GIVEN REQUEST => Repeat every entry word for word, but leave the images out of your copy.

DATA FOR THIS EXERCISE =>
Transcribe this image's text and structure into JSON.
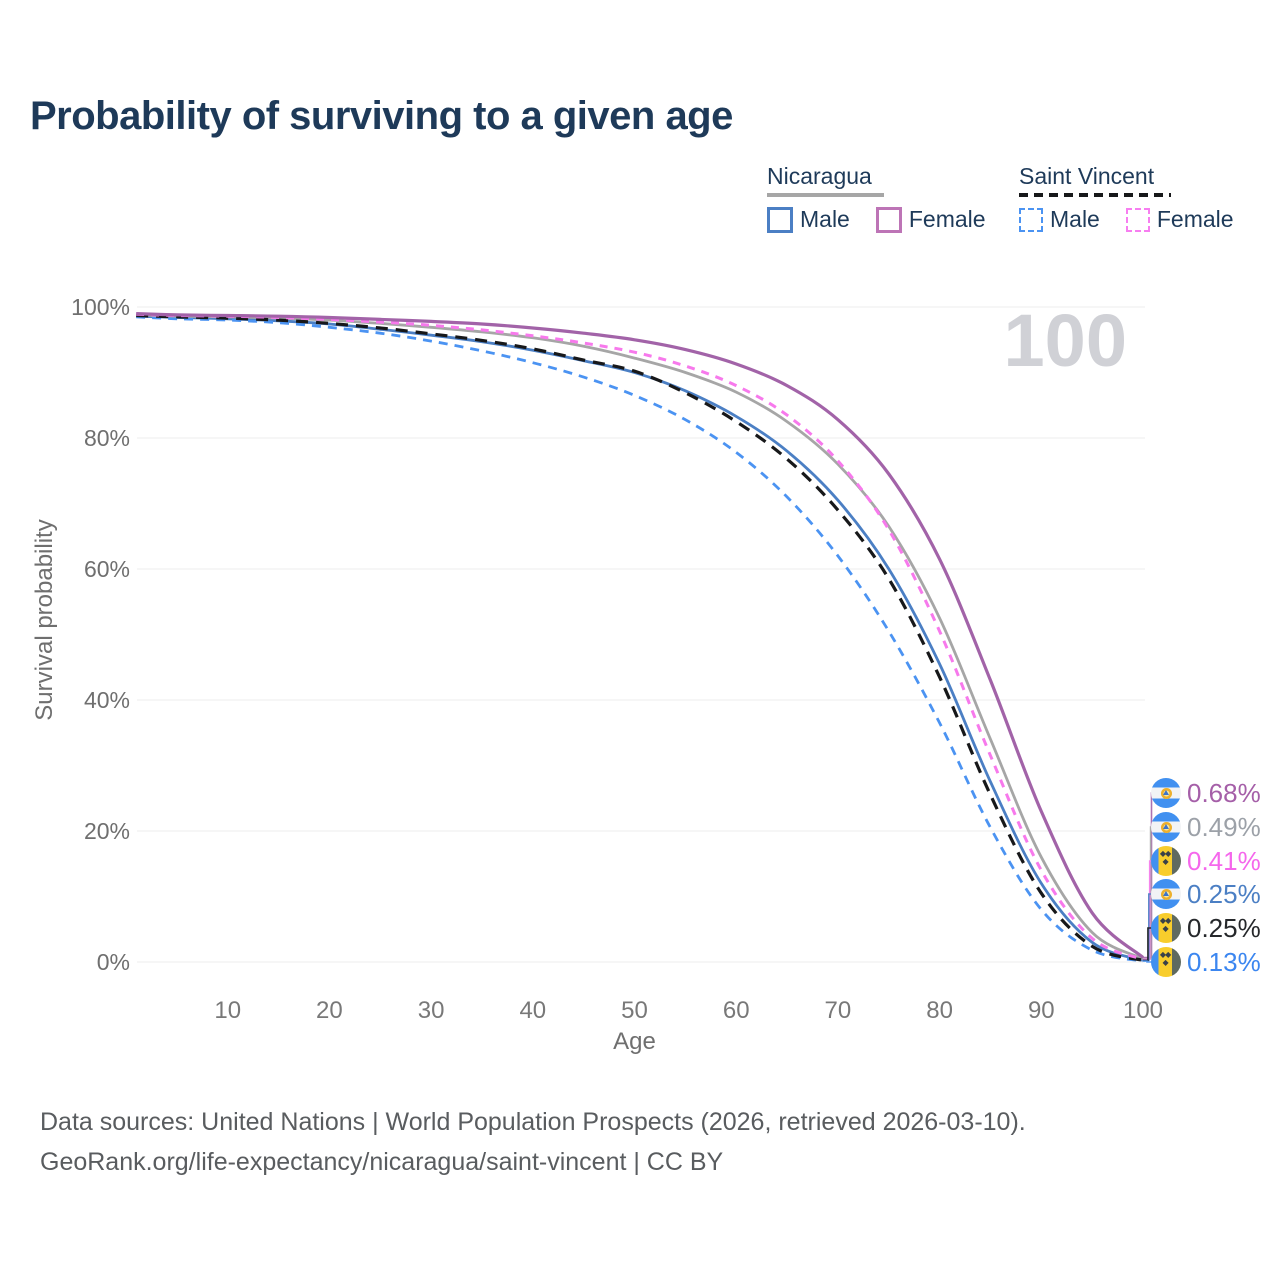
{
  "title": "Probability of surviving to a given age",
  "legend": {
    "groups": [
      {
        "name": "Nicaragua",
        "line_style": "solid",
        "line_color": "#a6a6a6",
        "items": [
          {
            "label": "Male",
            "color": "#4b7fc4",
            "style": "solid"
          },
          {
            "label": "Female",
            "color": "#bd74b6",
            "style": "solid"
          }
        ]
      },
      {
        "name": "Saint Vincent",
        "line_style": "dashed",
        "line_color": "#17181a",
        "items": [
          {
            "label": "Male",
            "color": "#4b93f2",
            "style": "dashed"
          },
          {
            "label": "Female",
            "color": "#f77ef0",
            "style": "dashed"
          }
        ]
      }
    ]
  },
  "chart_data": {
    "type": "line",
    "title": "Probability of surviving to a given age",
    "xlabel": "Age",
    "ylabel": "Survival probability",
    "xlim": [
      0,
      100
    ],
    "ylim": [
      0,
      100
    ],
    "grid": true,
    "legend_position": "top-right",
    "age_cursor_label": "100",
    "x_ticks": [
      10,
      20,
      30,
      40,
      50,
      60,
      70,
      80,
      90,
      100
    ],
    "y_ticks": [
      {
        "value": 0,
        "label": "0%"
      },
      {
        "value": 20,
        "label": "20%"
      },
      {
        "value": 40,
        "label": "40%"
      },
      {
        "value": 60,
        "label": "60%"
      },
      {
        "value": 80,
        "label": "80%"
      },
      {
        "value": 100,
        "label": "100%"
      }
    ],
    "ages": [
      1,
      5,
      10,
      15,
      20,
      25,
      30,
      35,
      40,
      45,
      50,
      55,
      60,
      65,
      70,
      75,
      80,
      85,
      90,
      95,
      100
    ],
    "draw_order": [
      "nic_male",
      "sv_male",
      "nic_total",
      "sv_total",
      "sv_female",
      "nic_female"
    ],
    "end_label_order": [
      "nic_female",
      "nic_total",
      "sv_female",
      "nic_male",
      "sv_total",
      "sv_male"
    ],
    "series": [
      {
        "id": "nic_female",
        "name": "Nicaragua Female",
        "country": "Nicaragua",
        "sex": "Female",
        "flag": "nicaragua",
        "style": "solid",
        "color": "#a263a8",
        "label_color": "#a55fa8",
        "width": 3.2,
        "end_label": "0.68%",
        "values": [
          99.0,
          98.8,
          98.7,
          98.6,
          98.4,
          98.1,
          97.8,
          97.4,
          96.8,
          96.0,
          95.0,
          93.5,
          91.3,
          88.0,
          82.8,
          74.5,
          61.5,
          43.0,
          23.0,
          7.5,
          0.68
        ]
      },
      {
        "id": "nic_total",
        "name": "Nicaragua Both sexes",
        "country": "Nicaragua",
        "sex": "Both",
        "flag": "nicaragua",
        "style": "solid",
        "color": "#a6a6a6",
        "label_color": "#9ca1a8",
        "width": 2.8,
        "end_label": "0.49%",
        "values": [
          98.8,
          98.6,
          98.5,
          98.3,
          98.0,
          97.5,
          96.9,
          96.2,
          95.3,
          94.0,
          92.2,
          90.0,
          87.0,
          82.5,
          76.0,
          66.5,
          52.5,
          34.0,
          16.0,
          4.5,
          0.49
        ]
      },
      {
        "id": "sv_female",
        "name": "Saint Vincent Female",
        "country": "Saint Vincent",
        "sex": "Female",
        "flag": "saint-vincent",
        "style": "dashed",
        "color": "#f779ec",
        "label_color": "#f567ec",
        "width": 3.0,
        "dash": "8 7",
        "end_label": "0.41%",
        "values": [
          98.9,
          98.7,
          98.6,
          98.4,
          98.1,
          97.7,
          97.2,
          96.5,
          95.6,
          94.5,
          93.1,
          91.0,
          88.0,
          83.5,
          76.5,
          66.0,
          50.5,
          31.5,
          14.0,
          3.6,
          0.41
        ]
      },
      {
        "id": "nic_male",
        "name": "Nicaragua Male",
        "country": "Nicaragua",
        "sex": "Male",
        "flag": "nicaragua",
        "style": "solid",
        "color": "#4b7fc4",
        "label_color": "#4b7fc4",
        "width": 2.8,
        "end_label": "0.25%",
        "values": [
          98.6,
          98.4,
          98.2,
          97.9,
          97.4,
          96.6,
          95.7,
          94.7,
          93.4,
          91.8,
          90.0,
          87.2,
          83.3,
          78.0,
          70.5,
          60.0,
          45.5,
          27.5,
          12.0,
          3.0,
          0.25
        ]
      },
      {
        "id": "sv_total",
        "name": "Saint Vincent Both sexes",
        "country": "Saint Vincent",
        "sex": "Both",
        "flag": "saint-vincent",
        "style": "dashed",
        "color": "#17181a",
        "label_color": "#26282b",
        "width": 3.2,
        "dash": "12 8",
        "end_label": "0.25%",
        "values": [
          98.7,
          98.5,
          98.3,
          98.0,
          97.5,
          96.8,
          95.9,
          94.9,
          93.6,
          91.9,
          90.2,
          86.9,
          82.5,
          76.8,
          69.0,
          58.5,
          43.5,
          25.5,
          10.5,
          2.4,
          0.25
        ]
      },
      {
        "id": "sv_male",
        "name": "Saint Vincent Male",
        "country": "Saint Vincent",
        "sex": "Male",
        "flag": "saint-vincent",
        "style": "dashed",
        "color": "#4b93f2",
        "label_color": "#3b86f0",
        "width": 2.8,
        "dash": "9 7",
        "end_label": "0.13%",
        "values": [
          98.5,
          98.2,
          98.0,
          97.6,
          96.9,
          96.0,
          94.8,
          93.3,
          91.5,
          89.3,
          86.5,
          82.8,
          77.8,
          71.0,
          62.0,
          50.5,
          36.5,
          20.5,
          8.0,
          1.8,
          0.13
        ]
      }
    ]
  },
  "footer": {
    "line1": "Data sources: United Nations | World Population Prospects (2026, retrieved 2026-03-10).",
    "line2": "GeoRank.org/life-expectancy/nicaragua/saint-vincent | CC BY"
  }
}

FINAL RESULT =>
Transcribe this image's text and structure into JSON.
{
  "title": "Probability of surviving to a given age",
  "legend": {
    "groups": [
      {
        "name": "Nicaragua",
        "line_style": "solid",
        "line_color": "#a6a6a6",
        "items": [
          {
            "label": "Male",
            "color": "#4b7fc4",
            "style": "solid"
          },
          {
            "label": "Female",
            "color": "#bd74b6",
            "style": "solid"
          }
        ]
      },
      {
        "name": "Saint Vincent",
        "line_style": "dashed",
        "line_color": "#17181a",
        "items": [
          {
            "label": "Male",
            "color": "#4b93f2",
            "style": "dashed"
          },
          {
            "label": "Female",
            "color": "#f77ef0",
            "style": "dashed"
          }
        ]
      }
    ]
  },
  "chart_data": {
    "type": "line",
    "title": "Probability of surviving to a given age",
    "xlabel": "Age",
    "ylabel": "Survival probability",
    "xlim": [
      0,
      100
    ],
    "ylim": [
      0,
      100
    ],
    "grid": true,
    "legend_position": "top-right",
    "age_cursor_label": "100",
    "x_ticks": [
      10,
      20,
      30,
      40,
      50,
      60,
      70,
      80,
      90,
      100
    ],
    "y_ticks": [
      {
        "value": 0,
        "label": "0%"
      },
      {
        "value": 20,
        "label": "20%"
      },
      {
        "value": 40,
        "label": "40%"
      },
      {
        "value": 60,
        "label": "60%"
      },
      {
        "value": 80,
        "label": "80%"
      },
      {
        "value": 100,
        "label": "100%"
      }
    ],
    "ages": [
      1,
      5,
      10,
      15,
      20,
      25,
      30,
      35,
      40,
      45,
      50,
      55,
      60,
      65,
      70,
      75,
      80,
      85,
      90,
      95,
      100
    ],
    "draw_order": [
      "nic_male",
      "sv_male",
      "nic_total",
      "sv_total",
      "sv_female",
      "nic_female"
    ],
    "end_label_order": [
      "nic_female",
      "nic_total",
      "sv_female",
      "nic_male",
      "sv_total",
      "sv_male"
    ],
    "series": [
      {
        "id": "nic_female",
        "name": "Nicaragua Female",
        "country": "Nicaragua",
        "sex": "Female",
        "flag": "nicaragua",
        "style": "solid",
        "color": "#a263a8",
        "label_color": "#a55fa8",
        "width": 3.2,
        "end_label": "0.68%",
        "values": [
          99.0,
          98.8,
          98.7,
          98.6,
          98.4,
          98.1,
          97.8,
          97.4,
          96.8,
          96.0,
          95.0,
          93.5,
          91.3,
          88.0,
          82.8,
          74.5,
          61.5,
          43.0,
          23.0,
          7.5,
          0.68
        ]
      },
      {
        "id": "nic_total",
        "name": "Nicaragua Both sexes",
        "country": "Nicaragua",
        "sex": "Both",
        "flag": "nicaragua",
        "style": "solid",
        "color": "#a6a6a6",
        "label_color": "#9ca1a8",
        "width": 2.8,
        "end_label": "0.49%",
        "values": [
          98.8,
          98.6,
          98.5,
          98.3,
          98.0,
          97.5,
          96.9,
          96.2,
          95.3,
          94.0,
          92.2,
          90.0,
          87.0,
          82.5,
          76.0,
          66.5,
          52.5,
          34.0,
          16.0,
          4.5,
          0.49
        ]
      },
      {
        "id": "sv_female",
        "name": "Saint Vincent Female",
        "country": "Saint Vincent",
        "sex": "Female",
        "flag": "saint-vincent",
        "style": "dashed",
        "color": "#f779ec",
        "label_color": "#f567ec",
        "width": 3.0,
        "dash": "8 7",
        "end_label": "0.41%",
        "values": [
          98.9,
          98.7,
          98.6,
          98.4,
          98.1,
          97.7,
          97.2,
          96.5,
          95.6,
          94.5,
          93.1,
          91.0,
          88.0,
          83.5,
          76.5,
          66.0,
          50.5,
          31.5,
          14.0,
          3.6,
          0.41
        ]
      },
      {
        "id": "nic_male",
        "name": "Nicaragua Male",
        "country": "Nicaragua",
        "sex": "Male",
        "flag": "nicaragua",
        "style": "solid",
        "color": "#4b7fc4",
        "label_color": "#4b7fc4",
        "width": 2.8,
        "end_label": "0.25%",
        "values": [
          98.6,
          98.4,
          98.2,
          97.9,
          97.4,
          96.6,
          95.7,
          94.7,
          93.4,
          91.8,
          90.0,
          87.2,
          83.3,
          78.0,
          70.5,
          60.0,
          45.5,
          27.5,
          12.0,
          3.0,
          0.25
        ]
      },
      {
        "id": "sv_total",
        "name": "Saint Vincent Both sexes",
        "country": "Saint Vincent",
        "sex": "Both",
        "flag": "saint-vincent",
        "style": "dashed",
        "color": "#17181a",
        "label_color": "#26282b",
        "width": 3.2,
        "dash": "12 8",
        "end_label": "0.25%",
        "values": [
          98.7,
          98.5,
          98.3,
          98.0,
          97.5,
          96.8,
          95.9,
          94.9,
          93.6,
          91.9,
          90.2,
          86.9,
          82.5,
          76.8,
          69.0,
          58.5,
          43.5,
          25.5,
          10.5,
          2.4,
          0.25
        ]
      },
      {
        "id": "sv_male",
        "name": "Saint Vincent Male",
        "country": "Saint Vincent",
        "sex": "Male",
        "flag": "saint-vincent",
        "style": "dashed",
        "color": "#4b93f2",
        "label_color": "#3b86f0",
        "width": 2.8,
        "dash": "9 7",
        "end_label": "0.13%",
        "values": [
          98.5,
          98.2,
          98.0,
          97.6,
          96.9,
          96.0,
          94.8,
          93.3,
          91.5,
          89.3,
          86.5,
          82.8,
          77.8,
          71.0,
          62.0,
          50.5,
          36.5,
          20.5,
          8.0,
          1.8,
          0.13
        ]
      }
    ]
  },
  "footer": {
    "line1": "Data sources: United Nations | World Population Prospects (2026, retrieved 2026-03-10).",
    "line2": "GeoRank.org/life-expectancy/nicaragua/saint-vincent | CC BY"
  }
}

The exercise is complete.